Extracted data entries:
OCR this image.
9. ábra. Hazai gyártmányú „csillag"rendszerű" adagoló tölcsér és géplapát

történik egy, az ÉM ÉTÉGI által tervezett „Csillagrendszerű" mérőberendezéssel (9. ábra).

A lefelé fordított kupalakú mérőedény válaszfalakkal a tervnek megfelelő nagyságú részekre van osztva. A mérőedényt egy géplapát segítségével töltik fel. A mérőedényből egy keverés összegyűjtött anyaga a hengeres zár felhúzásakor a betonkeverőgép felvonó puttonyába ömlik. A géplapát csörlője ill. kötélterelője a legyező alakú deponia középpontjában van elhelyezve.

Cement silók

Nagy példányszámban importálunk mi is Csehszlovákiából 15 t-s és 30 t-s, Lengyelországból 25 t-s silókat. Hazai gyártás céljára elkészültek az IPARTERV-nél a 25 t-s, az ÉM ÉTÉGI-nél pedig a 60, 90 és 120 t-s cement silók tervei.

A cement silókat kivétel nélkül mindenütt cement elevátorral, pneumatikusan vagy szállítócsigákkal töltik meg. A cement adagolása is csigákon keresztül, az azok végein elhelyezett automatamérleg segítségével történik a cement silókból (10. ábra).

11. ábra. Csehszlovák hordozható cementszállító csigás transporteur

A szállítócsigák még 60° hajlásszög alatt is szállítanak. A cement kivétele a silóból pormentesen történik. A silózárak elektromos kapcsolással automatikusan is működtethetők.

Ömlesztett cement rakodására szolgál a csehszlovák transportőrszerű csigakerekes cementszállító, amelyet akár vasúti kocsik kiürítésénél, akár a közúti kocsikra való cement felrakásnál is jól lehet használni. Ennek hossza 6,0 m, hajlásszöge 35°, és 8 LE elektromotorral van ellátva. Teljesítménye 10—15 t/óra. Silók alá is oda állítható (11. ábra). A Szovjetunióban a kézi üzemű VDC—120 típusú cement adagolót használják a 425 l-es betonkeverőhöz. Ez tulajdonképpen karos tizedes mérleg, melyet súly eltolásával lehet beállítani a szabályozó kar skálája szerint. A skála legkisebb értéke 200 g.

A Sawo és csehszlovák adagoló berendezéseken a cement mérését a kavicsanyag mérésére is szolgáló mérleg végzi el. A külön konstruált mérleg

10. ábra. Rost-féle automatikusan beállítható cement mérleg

---

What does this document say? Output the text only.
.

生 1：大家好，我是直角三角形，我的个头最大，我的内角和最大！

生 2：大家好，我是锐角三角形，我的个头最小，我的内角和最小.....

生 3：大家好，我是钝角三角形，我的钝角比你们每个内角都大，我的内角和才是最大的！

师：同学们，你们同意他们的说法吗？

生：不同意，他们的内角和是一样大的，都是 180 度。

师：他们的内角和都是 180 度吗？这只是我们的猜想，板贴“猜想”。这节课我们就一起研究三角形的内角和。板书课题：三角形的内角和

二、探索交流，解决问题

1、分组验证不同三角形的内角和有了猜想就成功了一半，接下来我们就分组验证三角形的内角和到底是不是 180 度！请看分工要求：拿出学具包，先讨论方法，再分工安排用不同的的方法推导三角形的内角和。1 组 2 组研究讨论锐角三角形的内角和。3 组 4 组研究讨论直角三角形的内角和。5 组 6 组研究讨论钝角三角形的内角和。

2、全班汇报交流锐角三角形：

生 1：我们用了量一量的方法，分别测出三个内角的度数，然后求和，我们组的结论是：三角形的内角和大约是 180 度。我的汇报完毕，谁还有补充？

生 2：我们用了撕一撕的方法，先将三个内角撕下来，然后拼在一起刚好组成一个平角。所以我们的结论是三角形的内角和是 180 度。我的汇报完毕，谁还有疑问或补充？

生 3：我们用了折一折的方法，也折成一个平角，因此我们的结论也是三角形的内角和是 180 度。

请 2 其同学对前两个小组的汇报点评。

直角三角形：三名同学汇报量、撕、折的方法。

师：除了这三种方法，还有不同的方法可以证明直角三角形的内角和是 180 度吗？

WHAT THE TASK REQUIRES:
Search the records for the word "this", then list every line that has it.

EXERCISE RESULT:
OCR this image.
What does this document say? Output the text only.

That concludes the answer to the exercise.